What this task involves: All of the material below is to be restated word for word, apart from the pictures.

Stored data entries:
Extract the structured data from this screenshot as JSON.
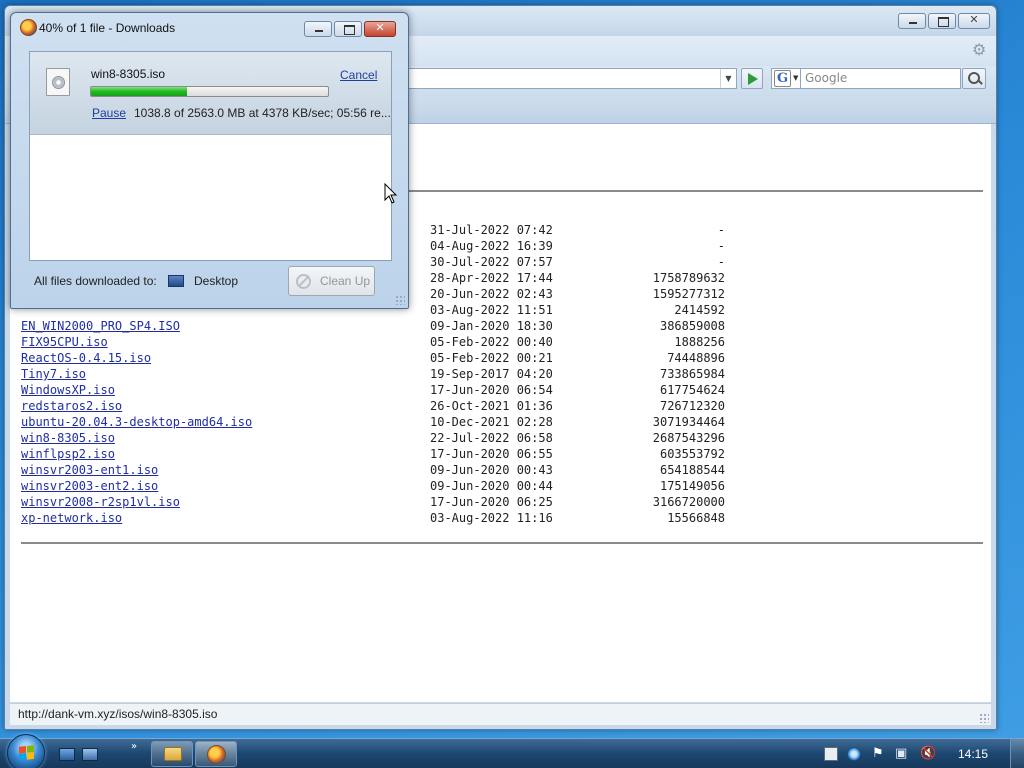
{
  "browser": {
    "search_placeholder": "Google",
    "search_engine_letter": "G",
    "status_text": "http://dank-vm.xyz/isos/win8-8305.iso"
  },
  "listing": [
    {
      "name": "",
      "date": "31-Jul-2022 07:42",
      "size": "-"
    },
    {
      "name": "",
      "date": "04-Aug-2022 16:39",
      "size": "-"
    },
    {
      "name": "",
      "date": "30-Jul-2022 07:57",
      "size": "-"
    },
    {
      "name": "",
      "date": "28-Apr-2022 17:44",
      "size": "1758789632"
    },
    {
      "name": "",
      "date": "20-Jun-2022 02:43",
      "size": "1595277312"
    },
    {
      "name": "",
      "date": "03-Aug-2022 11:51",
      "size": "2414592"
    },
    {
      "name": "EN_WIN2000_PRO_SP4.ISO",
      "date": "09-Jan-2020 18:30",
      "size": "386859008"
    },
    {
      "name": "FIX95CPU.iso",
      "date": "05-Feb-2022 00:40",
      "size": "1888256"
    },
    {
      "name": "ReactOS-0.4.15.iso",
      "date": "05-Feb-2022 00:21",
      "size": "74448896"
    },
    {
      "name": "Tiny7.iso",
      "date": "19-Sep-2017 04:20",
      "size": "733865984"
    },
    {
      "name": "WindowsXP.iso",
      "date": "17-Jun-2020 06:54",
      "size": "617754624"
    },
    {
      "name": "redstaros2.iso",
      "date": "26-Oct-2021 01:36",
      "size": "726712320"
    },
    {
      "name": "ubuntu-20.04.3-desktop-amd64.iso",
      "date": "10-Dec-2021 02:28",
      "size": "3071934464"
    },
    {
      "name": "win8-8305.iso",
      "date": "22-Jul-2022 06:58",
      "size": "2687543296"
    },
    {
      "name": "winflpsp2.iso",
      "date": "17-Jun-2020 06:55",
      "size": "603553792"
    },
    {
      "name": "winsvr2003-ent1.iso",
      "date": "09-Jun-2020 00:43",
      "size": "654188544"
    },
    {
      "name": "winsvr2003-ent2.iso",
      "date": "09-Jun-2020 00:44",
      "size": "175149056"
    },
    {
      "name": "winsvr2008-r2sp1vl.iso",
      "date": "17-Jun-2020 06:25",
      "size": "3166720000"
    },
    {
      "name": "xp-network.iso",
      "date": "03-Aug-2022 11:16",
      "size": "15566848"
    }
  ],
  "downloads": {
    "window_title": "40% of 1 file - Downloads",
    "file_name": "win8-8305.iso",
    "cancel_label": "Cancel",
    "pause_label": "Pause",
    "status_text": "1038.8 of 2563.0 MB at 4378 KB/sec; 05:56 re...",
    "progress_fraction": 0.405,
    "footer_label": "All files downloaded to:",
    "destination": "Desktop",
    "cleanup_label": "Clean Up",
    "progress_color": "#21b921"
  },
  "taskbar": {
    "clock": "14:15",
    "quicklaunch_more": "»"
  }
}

Full response:
Extract the structured data from this screenshot as JSON.
{
  "browser": {
    "search_placeholder": "Google",
    "search_engine_letter": "G",
    "status_text": "http://dank-vm.xyz/isos/win8-8305.iso"
  },
  "listing": [
    {
      "name": "",
      "date": "31-Jul-2022 07:42",
      "size": "-"
    },
    {
      "name": "",
      "date": "04-Aug-2022 16:39",
      "size": "-"
    },
    {
      "name": "",
      "date": "30-Jul-2022 07:57",
      "size": "-"
    },
    {
      "name": "",
      "date": "28-Apr-2022 17:44",
      "size": "1758789632"
    },
    {
      "name": "",
      "date": "20-Jun-2022 02:43",
      "size": "1595277312"
    },
    {
      "name": "",
      "date": "03-Aug-2022 11:51",
      "size": "2414592"
    },
    {
      "name": "EN_WIN2000_PRO_SP4.ISO",
      "date": "09-Jan-2020 18:30",
      "size": "386859008"
    },
    {
      "name": "FIX95CPU.iso",
      "date": "05-Feb-2022 00:40",
      "size": "1888256"
    },
    {
      "name": "ReactOS-0.4.15.iso",
      "date": "05-Feb-2022 00:21",
      "size": "74448896"
    },
    {
      "name": "Tiny7.iso",
      "date": "19-Sep-2017 04:20",
      "size": "733865984"
    },
    {
      "name": "WindowsXP.iso",
      "date": "17-Jun-2020 06:54",
      "size": "617754624"
    },
    {
      "name": "redstaros2.iso",
      "date": "26-Oct-2021 01:36",
      "size": "726712320"
    },
    {
      "name": "ubuntu-20.04.3-desktop-amd64.iso",
      "date": "10-Dec-2021 02:28",
      "size": "3071934464"
    },
    {
      "name": "win8-8305.iso",
      "date": "22-Jul-2022 06:58",
      "size": "2687543296"
    },
    {
      "name": "winflpsp2.iso",
      "date": "17-Jun-2020 06:55",
      "size": "603553792"
    },
    {
      "name": "winsvr2003-ent1.iso",
      "date": "09-Jun-2020 00:43",
      "size": "654188544"
    },
    {
      "name": "winsvr2003-ent2.iso",
      "date": "09-Jun-2020 00:44",
      "size": "175149056"
    },
    {
      "name": "winsvr2008-r2sp1vl.iso",
      "date": "17-Jun-2020 06:25",
      "size": "3166720000"
    },
    {
      "name": "xp-network.iso",
      "date": "03-Aug-2022 11:16",
      "size": "15566848"
    }
  ],
  "downloads": {
    "window_title": "40% of 1 file - Downloads",
    "file_name": "win8-8305.iso",
    "cancel_label": "Cancel",
    "pause_label": "Pause",
    "status_text": "1038.8 of 2563.0 MB at 4378 KB/sec; 05:56 re...",
    "progress_fraction": 0.405,
    "footer_label": "All files downloaded to:",
    "destination": "Desktop",
    "cleanup_label": "Clean Up",
    "progress_color": "#21b921"
  },
  "taskbar": {
    "clock": "14:15",
    "quicklaunch_more": "»"
  }
}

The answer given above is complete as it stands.